What this task involves: Which lines in the material below contain the word "Greenville"? Copy each of them.

============

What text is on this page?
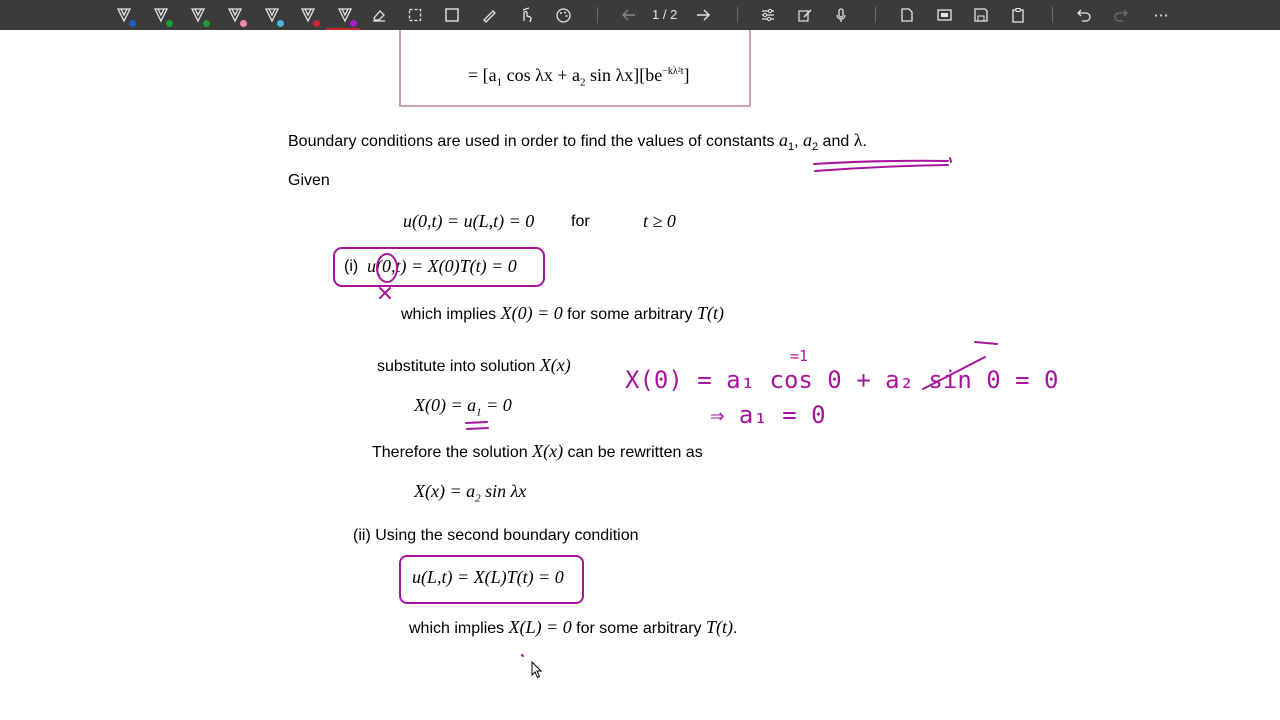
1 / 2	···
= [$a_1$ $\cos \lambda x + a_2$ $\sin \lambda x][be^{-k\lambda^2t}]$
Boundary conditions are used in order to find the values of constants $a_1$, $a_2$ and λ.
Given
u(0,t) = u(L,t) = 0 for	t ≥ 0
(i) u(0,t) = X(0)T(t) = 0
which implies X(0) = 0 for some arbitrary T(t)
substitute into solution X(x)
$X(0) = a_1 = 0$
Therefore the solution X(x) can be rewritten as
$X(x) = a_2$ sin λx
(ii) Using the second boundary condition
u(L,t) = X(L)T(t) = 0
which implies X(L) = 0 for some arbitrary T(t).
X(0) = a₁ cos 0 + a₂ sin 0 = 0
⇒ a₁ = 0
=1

============

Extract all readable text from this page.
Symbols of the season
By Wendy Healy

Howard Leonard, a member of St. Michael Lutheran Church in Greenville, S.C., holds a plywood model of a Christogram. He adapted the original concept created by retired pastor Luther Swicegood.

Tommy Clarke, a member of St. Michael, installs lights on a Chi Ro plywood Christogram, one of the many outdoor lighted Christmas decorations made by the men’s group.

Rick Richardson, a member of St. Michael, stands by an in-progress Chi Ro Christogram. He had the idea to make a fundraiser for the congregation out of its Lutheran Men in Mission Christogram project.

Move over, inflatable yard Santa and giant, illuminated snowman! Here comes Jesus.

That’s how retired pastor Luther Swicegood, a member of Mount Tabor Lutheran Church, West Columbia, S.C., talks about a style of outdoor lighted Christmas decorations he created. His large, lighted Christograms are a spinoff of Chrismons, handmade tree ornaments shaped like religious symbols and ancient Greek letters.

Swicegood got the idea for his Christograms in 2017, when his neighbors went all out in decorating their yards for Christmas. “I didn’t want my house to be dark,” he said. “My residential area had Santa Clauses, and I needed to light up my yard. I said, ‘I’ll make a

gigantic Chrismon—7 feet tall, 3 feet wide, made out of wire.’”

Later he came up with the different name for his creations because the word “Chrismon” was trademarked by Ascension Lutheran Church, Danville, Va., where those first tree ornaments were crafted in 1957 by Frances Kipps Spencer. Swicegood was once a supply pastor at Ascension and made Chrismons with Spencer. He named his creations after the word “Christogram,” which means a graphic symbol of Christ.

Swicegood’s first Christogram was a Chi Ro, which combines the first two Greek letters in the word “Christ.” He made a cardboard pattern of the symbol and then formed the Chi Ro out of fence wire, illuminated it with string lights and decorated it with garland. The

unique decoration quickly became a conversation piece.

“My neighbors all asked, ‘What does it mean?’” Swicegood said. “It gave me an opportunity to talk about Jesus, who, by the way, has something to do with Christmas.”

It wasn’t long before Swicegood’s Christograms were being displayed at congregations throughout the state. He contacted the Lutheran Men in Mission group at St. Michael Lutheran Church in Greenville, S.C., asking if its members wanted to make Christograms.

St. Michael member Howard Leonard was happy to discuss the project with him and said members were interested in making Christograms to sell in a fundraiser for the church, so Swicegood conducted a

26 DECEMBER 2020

============

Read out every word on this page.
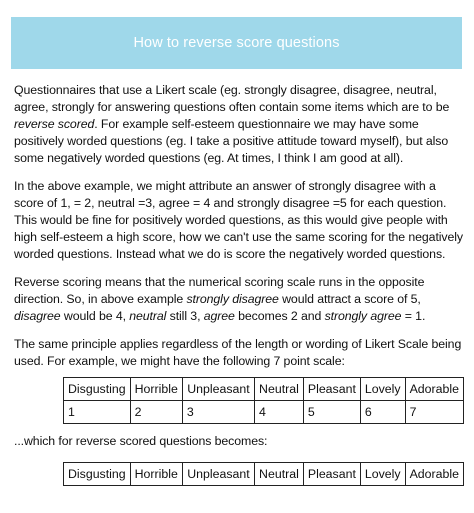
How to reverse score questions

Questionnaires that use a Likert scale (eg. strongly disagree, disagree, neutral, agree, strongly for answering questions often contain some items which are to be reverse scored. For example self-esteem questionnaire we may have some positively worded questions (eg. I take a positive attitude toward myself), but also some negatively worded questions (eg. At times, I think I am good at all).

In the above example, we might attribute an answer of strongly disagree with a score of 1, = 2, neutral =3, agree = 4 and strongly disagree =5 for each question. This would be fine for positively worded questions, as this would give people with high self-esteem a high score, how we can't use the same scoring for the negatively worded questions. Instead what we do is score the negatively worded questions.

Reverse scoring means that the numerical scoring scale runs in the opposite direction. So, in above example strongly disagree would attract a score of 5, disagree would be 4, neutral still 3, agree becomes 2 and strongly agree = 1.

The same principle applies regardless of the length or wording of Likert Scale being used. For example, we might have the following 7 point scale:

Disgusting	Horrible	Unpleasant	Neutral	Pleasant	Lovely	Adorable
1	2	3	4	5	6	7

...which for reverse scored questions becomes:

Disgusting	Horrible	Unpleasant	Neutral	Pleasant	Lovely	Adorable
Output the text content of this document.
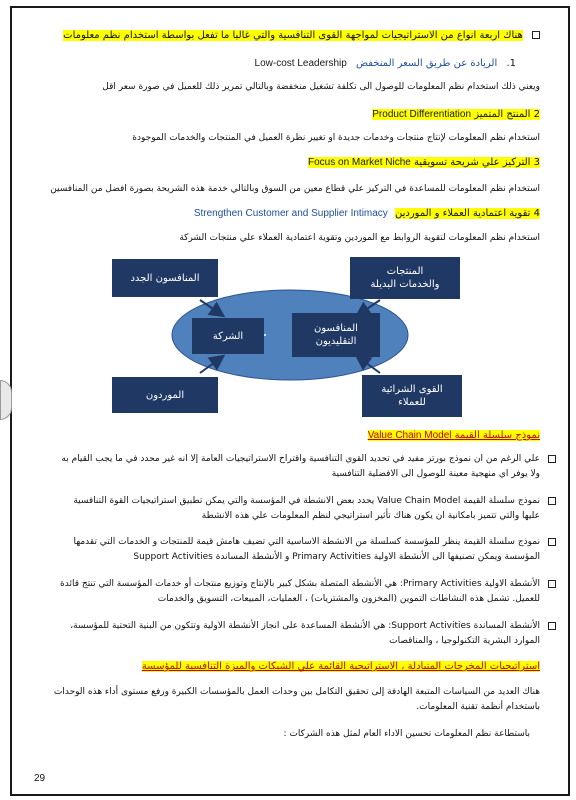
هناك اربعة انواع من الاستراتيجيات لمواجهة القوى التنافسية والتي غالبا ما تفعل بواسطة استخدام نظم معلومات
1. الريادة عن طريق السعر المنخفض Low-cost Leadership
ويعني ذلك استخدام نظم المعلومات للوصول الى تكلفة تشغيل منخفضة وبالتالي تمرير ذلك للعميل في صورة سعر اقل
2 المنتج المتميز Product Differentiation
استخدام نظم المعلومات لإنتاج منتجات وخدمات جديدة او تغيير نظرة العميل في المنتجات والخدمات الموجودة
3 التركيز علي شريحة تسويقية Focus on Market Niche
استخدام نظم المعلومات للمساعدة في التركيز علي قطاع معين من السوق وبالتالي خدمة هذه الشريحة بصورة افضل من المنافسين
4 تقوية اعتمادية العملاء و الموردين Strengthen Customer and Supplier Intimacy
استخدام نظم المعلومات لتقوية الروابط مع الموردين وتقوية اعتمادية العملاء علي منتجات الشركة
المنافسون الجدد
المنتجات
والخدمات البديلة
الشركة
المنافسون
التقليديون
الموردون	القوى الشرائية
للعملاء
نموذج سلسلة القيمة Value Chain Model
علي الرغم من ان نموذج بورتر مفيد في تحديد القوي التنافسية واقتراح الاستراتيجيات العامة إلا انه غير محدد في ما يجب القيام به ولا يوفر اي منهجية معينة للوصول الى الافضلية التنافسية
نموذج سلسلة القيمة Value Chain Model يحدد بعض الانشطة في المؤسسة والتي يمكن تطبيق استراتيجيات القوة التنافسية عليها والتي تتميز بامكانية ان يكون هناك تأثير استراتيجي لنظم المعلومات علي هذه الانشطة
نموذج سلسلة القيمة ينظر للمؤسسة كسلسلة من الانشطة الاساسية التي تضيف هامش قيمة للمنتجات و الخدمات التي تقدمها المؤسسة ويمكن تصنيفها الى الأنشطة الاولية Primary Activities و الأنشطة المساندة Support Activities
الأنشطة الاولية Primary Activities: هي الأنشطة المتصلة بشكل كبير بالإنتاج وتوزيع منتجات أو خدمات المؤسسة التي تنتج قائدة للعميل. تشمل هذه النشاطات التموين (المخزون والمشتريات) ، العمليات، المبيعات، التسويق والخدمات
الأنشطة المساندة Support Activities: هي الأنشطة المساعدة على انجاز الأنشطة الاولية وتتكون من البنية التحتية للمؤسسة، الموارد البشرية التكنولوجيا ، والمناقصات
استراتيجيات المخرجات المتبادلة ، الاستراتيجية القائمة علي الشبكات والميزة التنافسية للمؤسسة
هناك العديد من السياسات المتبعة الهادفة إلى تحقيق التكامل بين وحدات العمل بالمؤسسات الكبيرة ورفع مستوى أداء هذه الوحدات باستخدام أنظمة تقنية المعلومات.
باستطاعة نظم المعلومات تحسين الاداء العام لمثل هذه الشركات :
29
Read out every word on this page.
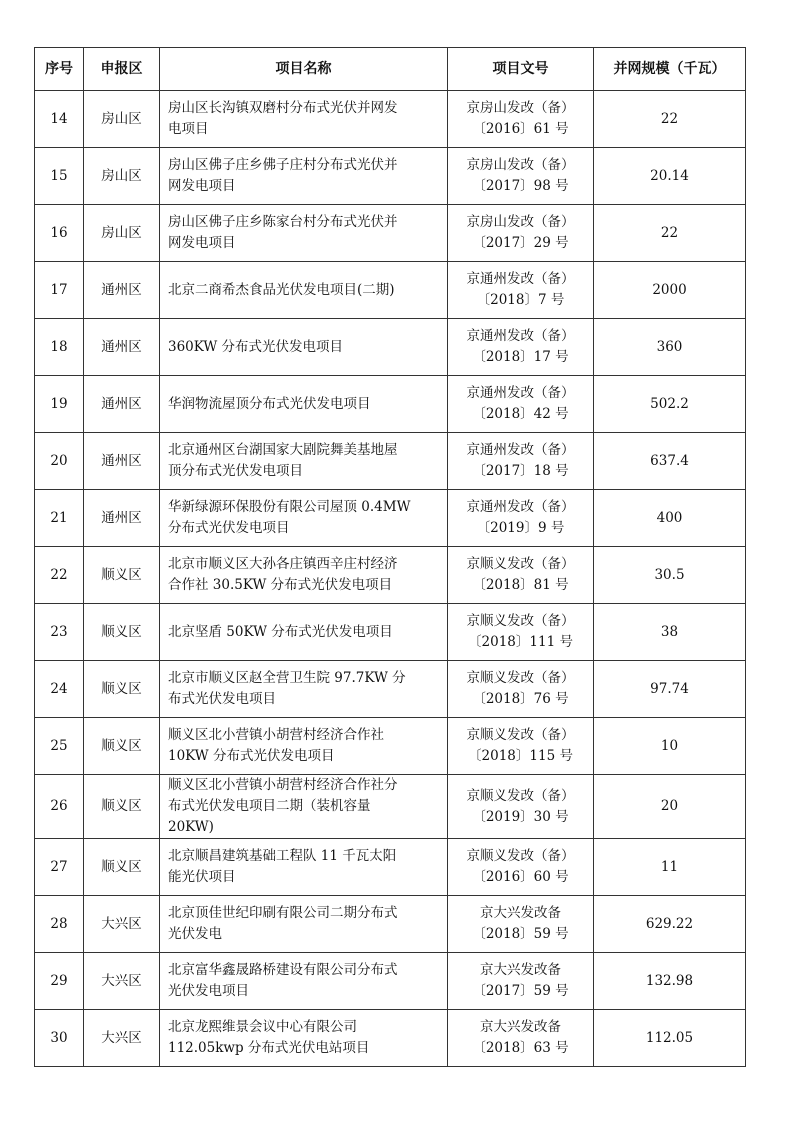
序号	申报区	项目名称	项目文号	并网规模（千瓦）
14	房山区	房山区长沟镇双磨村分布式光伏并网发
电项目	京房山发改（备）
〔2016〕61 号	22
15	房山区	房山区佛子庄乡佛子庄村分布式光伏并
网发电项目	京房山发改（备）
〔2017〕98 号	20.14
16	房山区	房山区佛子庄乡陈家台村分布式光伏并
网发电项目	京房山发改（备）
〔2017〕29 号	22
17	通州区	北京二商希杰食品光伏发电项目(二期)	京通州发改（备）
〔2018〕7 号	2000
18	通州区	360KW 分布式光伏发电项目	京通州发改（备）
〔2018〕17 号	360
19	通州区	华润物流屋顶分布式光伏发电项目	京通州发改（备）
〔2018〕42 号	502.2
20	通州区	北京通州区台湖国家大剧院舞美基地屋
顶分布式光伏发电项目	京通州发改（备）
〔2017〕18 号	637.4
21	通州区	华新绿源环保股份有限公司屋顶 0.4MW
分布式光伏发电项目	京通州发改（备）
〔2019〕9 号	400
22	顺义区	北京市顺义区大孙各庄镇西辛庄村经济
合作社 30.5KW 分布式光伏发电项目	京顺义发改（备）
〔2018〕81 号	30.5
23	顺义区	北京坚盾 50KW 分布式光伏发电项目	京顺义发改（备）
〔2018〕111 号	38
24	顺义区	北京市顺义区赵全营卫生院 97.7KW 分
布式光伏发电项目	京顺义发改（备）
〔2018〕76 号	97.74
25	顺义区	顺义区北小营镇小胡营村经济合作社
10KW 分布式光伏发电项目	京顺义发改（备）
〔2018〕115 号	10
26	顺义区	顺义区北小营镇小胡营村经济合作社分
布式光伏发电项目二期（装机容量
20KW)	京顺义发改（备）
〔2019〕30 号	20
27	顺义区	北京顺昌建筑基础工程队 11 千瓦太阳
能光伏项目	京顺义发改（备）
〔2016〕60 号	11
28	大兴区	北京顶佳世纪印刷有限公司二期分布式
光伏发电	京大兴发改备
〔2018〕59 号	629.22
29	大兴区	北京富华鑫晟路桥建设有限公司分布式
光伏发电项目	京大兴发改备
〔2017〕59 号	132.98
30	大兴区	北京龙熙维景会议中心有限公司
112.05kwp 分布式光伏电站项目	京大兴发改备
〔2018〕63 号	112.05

============

Exercise answer:
Howard Leonard, a member of St. Michael Lutheran Church in Greenville, S.C., holds a plywood model of a Christogram. He adapted the original concept created by retired pastor Luther Swicegood.
It wasn’t long before Swicegood’s Christograms were being displayed at congregations throughout the state. He contacted the Lutheran Men in Mission group at St. Michael Lutheran Church in Greenville, S.C., asking if its members wanted to make Christograms.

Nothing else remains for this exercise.